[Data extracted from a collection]
::::

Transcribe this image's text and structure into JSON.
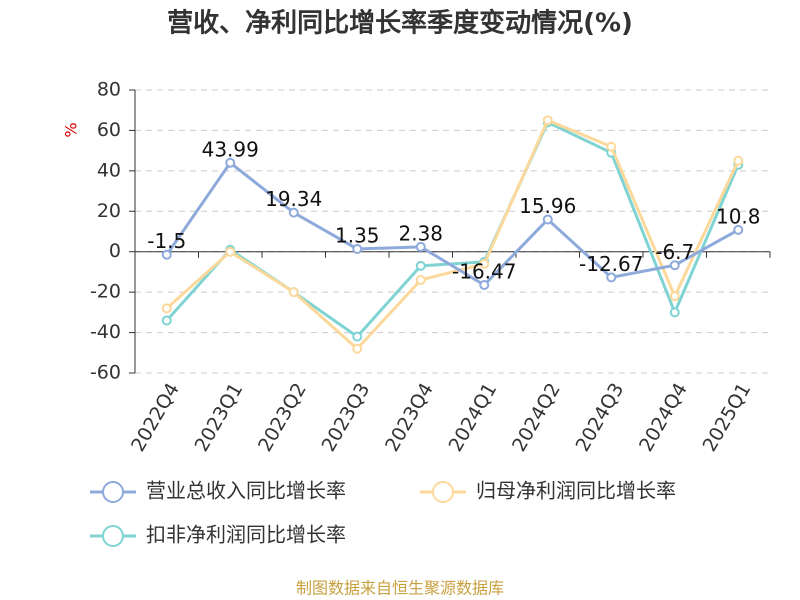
{
  "chart_data": {
    "type": "line",
    "title": "营收、净利同比增长率季度变动情况(%)",
    "y_label": "%",
    "categories": [
      "2022Q4",
      "2023Q1",
      "2023Q2",
      "2023Q3",
      "2023Q4",
      "2024Q1",
      "2024Q2",
      "2024Q3",
      "2024Q4",
      "2025Q1"
    ],
    "series": [
      {
        "name": "营业总收入同比增长率",
        "color": "#8eaadb",
        "values": [
          -1.5,
          43.99,
          19.34,
          1.35,
          2.38,
          -16.47,
          15.96,
          -12.67,
          -6.7,
          10.8
        ],
        "show_labels": true
      },
      {
        "name": "归母净利润同比增长率",
        "color": "#fcd89b",
        "values": [
          -28,
          0,
          -20,
          -48,
          -14,
          -6,
          65,
          52,
          -22,
          45
        ]
      },
      {
        "name": "扣非净利润同比增长率",
        "color": "#7fd4d3",
        "values": [
          -34,
          1,
          -20,
          -42,
          -7,
          -5,
          64,
          49,
          -30,
          43
        ]
      }
    ],
    "ylim": [
      -60,
      80
    ],
    "yticks": [
      -60,
      -40,
      -20,
      0,
      20,
      40,
      60,
      80
    ],
    "grid": true,
    "source": "制图数据来自恒生聚源数据库"
  }
}
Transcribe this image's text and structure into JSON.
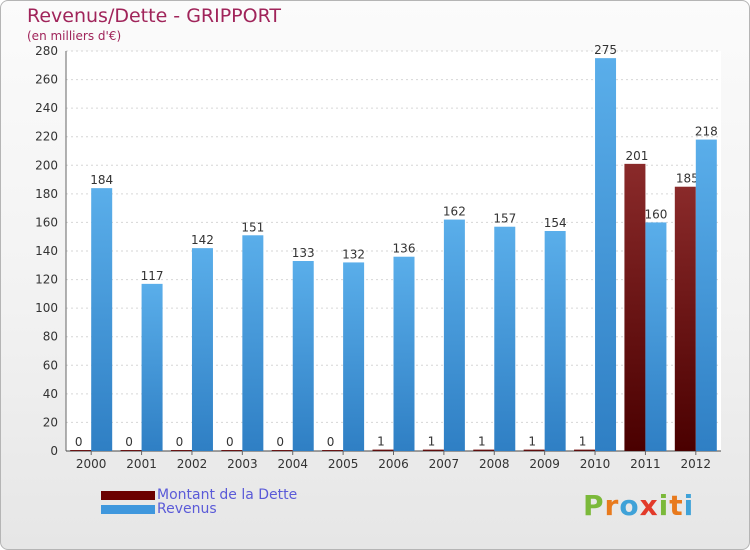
{
  "chart_data": {
    "type": "bar",
    "title": "Revenus/Dette - GRIPPORT",
    "subtitle": "(en milliers d'€)",
    "categories": [
      "2000",
      "2001",
      "2002",
      "2003",
      "2004",
      "2005",
      "2006",
      "2007",
      "2008",
      "2009",
      "2010",
      "2011",
      "2012"
    ],
    "series": [
      {
        "name": "Montant de la Dette",
        "color": "#6b0000",
        "values": [
          0,
          0,
          0,
          0,
          0,
          0,
          1,
          1,
          1,
          1,
          1,
          201,
          185
        ]
      },
      {
        "name": "Revenus",
        "color": "#3f97dd",
        "values": [
          184,
          117,
          142,
          151,
          133,
          132,
          136,
          162,
          157,
          154,
          275,
          160,
          218
        ]
      }
    ],
    "ylim": [
      0,
      280
    ],
    "yticks": [
      0,
      20,
      40,
      60,
      80,
      100,
      120,
      140,
      160,
      180,
      200,
      220,
      240,
      260,
      280
    ],
    "grid": true,
    "xlabel": "",
    "ylabel": ""
  },
  "legend": {
    "debt_label": "Montant de la Dette",
    "revenue_label": "Revenus"
  },
  "logo": {
    "letters": [
      "P",
      "r",
      "o",
      "x",
      "i",
      "t",
      "i"
    ],
    "colors": [
      "#7bb93a",
      "#e87a1d",
      "#3fa2d8",
      "#e23a2a",
      "#7bb93a",
      "#e87a1d",
      "#3fa2d8"
    ]
  }
}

::::

What needs to be done
Look through the entries above. Extract each line with the word "name".

Solution below
        "name": "营业总收入同比增长率",
        "name": "归母净利润同比增长率",
        "name": "扣非净利润同比增长率",
        "name": "Montant de la Dette",
        "name": "Revenus",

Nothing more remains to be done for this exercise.